Dataset records:
⁂

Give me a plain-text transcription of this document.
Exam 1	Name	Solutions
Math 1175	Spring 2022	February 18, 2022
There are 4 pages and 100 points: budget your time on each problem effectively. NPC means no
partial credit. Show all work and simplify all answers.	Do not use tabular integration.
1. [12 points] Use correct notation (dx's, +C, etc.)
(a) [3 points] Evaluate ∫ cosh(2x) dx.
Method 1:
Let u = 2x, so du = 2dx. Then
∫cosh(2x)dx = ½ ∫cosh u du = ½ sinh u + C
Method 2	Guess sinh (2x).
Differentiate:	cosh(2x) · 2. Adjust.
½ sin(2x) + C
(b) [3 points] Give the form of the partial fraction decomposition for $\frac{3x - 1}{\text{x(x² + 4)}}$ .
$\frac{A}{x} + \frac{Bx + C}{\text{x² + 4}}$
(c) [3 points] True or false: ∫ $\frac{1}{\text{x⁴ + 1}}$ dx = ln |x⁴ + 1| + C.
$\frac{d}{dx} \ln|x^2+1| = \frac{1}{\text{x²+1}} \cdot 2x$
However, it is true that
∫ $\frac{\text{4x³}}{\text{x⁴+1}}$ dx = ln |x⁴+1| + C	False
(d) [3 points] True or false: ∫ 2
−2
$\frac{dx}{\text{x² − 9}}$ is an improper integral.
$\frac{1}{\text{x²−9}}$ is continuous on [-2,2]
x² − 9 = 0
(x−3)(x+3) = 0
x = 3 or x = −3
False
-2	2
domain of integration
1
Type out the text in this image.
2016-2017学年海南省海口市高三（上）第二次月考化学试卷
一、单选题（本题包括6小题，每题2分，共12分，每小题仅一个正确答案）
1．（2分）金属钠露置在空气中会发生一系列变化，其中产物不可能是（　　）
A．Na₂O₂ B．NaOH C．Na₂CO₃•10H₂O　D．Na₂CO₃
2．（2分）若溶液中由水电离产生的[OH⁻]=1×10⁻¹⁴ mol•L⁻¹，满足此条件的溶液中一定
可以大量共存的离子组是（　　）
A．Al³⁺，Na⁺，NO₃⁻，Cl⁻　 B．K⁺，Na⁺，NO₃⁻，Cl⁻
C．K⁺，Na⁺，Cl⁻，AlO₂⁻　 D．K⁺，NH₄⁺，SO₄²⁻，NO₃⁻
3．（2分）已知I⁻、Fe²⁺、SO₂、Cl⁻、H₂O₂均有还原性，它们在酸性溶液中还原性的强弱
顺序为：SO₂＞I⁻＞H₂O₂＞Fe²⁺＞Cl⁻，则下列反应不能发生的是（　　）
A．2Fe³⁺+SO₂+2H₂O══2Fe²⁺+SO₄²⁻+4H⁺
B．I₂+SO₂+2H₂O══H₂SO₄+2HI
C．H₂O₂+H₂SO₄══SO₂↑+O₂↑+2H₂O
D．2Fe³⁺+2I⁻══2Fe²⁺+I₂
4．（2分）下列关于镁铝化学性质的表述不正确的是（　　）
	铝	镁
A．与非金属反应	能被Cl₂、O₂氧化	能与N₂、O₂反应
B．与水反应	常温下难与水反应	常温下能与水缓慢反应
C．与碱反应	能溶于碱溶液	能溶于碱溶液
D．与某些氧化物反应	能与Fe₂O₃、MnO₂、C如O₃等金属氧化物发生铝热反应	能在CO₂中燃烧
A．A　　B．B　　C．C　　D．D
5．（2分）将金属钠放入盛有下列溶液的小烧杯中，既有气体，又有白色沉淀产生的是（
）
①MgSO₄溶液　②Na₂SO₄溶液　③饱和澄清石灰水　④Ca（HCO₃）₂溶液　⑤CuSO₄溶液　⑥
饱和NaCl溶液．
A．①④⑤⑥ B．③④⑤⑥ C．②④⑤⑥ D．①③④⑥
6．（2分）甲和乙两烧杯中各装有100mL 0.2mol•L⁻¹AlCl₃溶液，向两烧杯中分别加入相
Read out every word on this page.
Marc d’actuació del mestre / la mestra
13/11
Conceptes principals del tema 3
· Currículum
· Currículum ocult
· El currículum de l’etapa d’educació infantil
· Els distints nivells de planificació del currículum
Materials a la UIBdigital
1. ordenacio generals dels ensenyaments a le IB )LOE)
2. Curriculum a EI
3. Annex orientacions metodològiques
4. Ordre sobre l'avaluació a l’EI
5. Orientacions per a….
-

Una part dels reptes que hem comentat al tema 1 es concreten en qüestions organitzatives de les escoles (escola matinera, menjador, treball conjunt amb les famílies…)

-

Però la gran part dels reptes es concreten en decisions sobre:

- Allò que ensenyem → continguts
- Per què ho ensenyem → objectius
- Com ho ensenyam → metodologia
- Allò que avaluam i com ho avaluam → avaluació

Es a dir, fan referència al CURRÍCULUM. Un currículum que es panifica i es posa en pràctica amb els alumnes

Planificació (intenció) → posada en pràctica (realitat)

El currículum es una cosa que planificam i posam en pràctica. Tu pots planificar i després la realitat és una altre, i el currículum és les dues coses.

⁂

THE PROBLEM » In the records above, how many lines contain the word "integration"? Give the number alone.

ANSWER TO THE PROBLEM » 2